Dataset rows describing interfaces

>>>

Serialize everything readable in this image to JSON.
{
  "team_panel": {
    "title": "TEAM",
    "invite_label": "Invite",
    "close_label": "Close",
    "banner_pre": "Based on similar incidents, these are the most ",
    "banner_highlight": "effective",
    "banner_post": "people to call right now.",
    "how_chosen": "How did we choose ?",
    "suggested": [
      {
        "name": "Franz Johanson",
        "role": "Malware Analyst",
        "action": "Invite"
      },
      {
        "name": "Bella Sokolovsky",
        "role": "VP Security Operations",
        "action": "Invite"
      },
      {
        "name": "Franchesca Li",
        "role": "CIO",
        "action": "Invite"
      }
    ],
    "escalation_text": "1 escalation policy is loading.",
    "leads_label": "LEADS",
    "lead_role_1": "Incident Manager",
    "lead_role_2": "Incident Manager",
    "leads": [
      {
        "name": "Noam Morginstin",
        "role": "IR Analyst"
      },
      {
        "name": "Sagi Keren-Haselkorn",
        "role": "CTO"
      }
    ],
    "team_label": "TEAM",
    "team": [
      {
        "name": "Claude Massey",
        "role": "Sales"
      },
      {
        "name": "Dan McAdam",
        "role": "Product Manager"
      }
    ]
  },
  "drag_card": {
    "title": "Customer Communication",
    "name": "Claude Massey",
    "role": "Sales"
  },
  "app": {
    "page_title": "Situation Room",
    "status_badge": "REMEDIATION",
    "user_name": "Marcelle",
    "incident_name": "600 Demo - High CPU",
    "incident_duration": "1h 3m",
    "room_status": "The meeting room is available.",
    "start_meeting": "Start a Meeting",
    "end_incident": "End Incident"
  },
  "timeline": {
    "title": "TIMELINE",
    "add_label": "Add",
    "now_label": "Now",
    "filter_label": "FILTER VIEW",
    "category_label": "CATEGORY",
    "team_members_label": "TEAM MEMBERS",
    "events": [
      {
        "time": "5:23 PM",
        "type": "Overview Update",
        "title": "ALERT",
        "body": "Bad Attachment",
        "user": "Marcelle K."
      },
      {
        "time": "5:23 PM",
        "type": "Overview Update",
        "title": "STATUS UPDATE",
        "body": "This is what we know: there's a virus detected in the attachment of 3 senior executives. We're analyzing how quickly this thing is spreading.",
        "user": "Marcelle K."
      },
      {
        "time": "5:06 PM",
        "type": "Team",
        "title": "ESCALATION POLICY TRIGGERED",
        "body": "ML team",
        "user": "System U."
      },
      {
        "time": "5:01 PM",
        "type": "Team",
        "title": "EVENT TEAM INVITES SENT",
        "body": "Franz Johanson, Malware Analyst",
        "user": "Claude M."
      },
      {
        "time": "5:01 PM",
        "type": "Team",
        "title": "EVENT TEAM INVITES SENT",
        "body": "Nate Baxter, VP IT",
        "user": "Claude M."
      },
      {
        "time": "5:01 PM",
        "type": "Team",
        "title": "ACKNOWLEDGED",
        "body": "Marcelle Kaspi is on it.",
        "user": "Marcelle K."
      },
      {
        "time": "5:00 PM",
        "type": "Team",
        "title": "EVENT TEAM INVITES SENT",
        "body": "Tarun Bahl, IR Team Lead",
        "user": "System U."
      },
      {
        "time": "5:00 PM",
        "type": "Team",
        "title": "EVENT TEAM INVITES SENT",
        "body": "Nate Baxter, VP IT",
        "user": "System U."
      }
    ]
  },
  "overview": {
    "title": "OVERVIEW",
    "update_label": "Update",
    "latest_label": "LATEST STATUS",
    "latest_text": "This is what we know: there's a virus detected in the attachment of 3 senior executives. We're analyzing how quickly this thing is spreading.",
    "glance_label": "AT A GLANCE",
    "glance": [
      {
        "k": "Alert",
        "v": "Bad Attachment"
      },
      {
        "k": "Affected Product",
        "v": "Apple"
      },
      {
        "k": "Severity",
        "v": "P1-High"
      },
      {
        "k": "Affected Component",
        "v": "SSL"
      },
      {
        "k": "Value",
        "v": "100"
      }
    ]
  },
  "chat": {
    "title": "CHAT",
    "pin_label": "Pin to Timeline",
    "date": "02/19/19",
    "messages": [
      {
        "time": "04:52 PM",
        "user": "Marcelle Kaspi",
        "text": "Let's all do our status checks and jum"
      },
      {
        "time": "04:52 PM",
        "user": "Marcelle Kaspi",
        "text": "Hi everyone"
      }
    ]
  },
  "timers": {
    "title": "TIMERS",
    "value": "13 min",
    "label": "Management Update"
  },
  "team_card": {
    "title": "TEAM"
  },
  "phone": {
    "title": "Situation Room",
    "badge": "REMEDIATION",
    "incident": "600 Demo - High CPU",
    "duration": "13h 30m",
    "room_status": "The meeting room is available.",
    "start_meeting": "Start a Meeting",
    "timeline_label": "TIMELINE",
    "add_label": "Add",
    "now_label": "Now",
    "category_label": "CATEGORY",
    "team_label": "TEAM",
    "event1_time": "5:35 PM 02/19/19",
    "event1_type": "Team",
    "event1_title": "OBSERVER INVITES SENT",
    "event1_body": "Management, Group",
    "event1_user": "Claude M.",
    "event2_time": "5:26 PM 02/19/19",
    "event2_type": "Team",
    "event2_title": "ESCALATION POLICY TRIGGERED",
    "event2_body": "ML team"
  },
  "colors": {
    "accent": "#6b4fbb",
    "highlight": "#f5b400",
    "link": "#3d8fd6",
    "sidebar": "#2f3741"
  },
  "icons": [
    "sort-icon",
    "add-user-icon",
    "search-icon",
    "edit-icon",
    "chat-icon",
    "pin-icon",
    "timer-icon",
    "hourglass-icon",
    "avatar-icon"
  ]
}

<<<

Given the data above, which lines hold the string "Situation"? Return them.

    "page_title": "Situation Room",
    "title": "Situation Room",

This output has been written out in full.